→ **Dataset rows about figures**

Start

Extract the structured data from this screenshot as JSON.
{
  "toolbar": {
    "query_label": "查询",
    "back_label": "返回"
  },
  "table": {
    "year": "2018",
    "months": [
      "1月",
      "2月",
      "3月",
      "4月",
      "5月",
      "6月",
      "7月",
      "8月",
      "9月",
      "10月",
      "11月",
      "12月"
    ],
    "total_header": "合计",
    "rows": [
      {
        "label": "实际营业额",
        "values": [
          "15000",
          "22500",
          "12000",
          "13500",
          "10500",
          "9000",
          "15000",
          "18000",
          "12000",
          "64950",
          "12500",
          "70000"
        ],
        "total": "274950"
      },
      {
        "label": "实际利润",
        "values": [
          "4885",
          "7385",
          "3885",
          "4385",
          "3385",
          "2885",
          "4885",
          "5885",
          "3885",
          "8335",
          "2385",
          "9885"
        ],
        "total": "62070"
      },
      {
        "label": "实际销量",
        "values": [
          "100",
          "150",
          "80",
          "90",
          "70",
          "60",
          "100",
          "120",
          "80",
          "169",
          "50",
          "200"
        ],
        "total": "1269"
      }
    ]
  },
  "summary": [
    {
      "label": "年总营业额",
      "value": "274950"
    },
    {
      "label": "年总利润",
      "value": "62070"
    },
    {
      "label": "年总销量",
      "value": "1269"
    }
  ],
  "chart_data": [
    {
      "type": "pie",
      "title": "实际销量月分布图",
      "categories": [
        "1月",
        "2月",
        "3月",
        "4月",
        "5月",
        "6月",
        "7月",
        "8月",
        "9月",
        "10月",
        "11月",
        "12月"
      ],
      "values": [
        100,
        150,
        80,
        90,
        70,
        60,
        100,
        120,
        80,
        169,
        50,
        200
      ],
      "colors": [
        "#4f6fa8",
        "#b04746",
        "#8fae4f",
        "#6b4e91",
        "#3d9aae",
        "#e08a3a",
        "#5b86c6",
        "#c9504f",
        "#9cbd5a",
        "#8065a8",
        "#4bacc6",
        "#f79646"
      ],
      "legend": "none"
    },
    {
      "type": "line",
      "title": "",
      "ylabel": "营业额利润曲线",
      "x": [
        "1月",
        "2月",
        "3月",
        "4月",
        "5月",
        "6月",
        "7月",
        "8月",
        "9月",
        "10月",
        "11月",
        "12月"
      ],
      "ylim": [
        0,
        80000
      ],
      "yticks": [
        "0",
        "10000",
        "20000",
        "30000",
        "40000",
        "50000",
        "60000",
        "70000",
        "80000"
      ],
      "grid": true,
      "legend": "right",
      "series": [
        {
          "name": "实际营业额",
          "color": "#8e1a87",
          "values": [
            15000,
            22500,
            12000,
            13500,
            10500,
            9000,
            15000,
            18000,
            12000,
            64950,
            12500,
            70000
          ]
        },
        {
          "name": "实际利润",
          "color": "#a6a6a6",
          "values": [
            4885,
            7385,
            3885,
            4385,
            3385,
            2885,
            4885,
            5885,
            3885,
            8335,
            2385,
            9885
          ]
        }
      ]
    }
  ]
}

End

Repeat all the records. Match each line exactly.

→ **FULL OUTPUT**
Extract the structured data from this screenshot as JSON.
{
  "toolbar": {
    "query_label": "查询",
    "back_label": "返回"
  },
  "table": {
    "year": "2018",
    "months": [
      "1月",
      "2月",
      "3月",
      "4月",
      "5月",
      "6月",
      "7月",
      "8月",
      "9月",
      "10月",
      "11月",
      "12月"
    ],
    "total_header": "合计",
    "rows": [
      {
        "label": "实际营业额",
        "values": [
          "15000",
          "22500",
          "12000",
          "13500",
          "10500",
          "9000",
          "15000",
          "18000",
          "12000",
          "64950",
          "12500",
          "70000"
        ],
        "total": "274950"
      },
      {
        "label": "实际利润",
        "values": [
          "4885",
          "7385",
          "3885",
          "4385",
          "3385",
          "2885",
          "4885",
          "5885",
          "3885",
          "8335",
          "2385",
          "9885"
        ],
        "total": "62070"
      },
      {
        "label": "实际销量",
        "values": [
          "100",
          "150",
          "80",
          "90",
          "70",
          "60",
          "100",
          "120",
          "80",
          "169",
          "50",
          "200"
        ],
        "total": "1269"
      }
    ]
  },
  "summary": [
    {
      "label": "年总营业额",
      "value": "274950"
    },
    {
      "label": "年总利润",
      "value": "62070"
    },
    {
      "label": "年总销量",
      "value": "1269"
    }
  ],
  "chart_data": [
    {
      "type": "pie",
      "title": "实际销量月分布图",
      "categories": [
        "1月",
        "2月",
        "3月",
        "4月",
        "5月",
        "6月",
        "7月",
        "8月",
        "9月",
        "10月",
        "11月",
        "12月"
      ],
      "values": [
        100,
        150,
        80,
        90,
        70,
        60,
        100,
        120,
        80,
        169,
        50,
        200
      ],
      "colors": [
        "#4f6fa8",
        "#b04746",
        "#8fae4f",
        "#6b4e91",
        "#3d9aae",
        "#e08a3a",
        "#5b86c6",
        "#c9504f",
        "#9cbd5a",
        "#8065a8",
        "#4bacc6",
        "#f79646"
      ],
      "legend": "none"
    },
    {
      "type": "line",
      "title": "",
      "ylabel": "营业额利润曲线",
      "x": [
        "1月",
        "2月",
        "3月",
        "4月",
        "5月",
        "6月",
        "7月",
        "8月",
        "9月",
        "10月",
        "11月",
        "12月"
      ],
      "ylim": [
        0,
        80000
      ],
      "yticks": [
        "0",
        "10000",
        "20000",
        "30000",
        "40000",
        "50000",
        "60000",
        "70000",
        "80000"
      ],
      "grid": true,
      "legend": "right",
      "series": [
        {
          "name": "实际营业额",
          "color": "#8e1a87",
          "values": [
            15000,
            22500,
            12000,
            13500,
            10500,
            9000,
            15000,
            18000,
            12000,
            64950,
            12500,
            70000
          ]
        },
        {
          "name": "实际利润",
          "color": "#a6a6a6",
          "values": [
            4885,
            7385,
            3885,
            4385,
            3385,
            2885,
            4885,
            5885,
            3885,
            8335,
            2385,
            9885
          ]
        }
      ]
    }
  ]
}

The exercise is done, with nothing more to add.